**PROBLEM REQUIREMENTS:** Count the lines below that contain the word "当前量劫进度". Give only the number.

(Records from a dataset)
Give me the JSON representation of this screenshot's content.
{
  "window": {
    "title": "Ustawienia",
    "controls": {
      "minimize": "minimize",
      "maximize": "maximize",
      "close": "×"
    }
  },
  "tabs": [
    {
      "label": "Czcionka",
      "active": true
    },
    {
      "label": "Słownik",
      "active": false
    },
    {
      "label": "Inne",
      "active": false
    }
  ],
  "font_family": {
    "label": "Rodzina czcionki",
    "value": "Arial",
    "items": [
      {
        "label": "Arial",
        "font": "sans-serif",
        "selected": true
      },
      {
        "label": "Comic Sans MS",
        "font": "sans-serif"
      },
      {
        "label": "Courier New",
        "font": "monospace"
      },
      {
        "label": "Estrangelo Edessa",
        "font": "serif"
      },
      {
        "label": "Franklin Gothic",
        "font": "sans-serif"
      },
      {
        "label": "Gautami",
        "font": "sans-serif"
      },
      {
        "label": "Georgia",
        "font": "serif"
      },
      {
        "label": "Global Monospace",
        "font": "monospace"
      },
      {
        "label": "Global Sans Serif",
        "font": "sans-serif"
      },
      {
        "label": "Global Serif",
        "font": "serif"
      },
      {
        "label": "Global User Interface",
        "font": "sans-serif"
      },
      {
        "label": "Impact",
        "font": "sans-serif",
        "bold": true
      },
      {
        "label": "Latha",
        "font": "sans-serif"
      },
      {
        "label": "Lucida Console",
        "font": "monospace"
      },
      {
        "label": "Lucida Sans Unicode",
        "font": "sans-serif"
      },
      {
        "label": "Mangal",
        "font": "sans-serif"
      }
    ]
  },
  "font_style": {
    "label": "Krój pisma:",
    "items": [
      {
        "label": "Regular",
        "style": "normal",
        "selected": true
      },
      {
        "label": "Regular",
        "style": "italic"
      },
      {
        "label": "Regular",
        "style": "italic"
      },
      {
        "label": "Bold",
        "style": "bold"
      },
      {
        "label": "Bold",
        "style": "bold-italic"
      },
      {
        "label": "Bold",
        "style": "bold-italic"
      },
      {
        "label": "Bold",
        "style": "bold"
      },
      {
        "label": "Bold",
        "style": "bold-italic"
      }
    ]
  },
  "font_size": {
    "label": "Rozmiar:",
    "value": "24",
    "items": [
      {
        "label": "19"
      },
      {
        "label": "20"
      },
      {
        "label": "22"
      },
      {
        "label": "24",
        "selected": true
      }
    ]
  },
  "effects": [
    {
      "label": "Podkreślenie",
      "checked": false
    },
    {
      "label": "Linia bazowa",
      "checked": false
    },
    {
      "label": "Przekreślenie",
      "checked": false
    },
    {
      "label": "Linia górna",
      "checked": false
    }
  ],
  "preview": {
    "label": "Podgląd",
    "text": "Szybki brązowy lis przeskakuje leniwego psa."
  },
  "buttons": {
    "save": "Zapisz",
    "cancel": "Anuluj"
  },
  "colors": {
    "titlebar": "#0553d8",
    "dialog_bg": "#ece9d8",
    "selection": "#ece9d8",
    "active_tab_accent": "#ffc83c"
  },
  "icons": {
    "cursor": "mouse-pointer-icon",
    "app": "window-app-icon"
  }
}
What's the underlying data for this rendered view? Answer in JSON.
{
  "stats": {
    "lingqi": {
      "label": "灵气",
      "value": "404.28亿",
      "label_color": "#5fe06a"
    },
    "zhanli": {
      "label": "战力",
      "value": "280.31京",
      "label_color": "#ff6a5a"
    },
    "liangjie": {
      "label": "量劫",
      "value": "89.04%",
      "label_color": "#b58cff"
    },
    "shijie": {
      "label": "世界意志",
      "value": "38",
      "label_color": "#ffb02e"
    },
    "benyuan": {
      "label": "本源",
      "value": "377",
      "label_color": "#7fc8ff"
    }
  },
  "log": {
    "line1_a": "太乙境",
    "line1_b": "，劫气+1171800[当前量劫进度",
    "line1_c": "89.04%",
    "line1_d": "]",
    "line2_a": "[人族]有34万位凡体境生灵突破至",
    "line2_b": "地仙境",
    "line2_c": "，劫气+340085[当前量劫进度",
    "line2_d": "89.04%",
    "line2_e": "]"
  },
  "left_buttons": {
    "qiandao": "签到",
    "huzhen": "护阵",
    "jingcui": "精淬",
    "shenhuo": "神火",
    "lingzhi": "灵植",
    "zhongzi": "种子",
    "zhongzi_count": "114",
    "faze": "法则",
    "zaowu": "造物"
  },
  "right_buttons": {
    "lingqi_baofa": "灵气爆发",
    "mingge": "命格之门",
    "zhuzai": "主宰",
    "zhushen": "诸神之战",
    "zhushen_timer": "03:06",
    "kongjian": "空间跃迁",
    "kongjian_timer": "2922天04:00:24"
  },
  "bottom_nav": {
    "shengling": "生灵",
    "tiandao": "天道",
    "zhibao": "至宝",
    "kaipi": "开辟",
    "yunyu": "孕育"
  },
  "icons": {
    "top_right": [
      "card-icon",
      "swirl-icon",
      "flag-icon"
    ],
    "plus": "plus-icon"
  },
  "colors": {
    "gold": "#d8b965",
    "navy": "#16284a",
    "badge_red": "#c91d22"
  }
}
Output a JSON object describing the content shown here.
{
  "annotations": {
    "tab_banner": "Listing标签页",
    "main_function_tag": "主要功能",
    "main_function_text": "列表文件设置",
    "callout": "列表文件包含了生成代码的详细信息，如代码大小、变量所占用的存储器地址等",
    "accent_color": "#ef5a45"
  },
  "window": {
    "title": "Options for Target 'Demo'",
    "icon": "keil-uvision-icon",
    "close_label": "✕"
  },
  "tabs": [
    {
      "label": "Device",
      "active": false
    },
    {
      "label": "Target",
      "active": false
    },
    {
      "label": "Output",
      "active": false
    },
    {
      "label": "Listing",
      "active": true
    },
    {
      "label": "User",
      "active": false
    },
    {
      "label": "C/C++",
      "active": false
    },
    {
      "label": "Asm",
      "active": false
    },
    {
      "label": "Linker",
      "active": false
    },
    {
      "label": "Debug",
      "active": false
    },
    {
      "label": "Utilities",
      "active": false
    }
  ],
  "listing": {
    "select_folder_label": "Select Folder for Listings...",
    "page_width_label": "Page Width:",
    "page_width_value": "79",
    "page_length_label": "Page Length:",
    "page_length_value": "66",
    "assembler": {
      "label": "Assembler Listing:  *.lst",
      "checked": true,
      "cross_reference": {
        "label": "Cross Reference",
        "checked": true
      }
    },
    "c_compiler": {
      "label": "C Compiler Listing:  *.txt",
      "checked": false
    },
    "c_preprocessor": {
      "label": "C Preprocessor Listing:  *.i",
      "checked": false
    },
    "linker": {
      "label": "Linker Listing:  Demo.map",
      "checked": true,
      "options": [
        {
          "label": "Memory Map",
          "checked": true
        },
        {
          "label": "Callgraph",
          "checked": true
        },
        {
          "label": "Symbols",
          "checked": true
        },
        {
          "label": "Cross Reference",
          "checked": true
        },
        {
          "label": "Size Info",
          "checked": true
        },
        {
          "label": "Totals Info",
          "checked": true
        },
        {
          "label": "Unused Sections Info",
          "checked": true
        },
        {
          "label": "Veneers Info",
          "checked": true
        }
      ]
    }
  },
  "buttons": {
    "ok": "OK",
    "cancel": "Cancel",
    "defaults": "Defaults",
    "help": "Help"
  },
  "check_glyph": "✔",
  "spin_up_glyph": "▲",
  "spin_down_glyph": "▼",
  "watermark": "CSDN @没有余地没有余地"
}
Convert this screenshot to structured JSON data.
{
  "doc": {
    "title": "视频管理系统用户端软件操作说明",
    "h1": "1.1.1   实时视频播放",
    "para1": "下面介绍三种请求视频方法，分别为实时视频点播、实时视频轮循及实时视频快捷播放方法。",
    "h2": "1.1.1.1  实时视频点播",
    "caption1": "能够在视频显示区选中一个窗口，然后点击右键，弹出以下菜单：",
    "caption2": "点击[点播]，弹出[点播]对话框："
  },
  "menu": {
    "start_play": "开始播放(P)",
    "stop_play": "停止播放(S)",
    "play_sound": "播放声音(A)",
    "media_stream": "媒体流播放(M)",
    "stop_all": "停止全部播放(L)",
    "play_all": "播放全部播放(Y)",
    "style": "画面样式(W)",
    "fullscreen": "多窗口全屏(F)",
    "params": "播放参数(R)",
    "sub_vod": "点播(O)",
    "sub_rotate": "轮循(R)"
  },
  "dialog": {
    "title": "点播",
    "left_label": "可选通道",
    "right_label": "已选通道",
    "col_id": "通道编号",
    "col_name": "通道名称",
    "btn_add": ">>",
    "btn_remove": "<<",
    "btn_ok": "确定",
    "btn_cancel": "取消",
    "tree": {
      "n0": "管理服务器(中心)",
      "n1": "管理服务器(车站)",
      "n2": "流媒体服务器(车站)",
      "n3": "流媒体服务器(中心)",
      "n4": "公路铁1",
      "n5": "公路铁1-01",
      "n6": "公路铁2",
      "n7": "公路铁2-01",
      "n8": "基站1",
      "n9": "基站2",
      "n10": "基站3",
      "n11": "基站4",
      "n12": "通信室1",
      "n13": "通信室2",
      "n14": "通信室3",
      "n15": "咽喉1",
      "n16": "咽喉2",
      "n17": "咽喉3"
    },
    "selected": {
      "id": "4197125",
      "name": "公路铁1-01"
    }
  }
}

**TASK ANSWER:** 2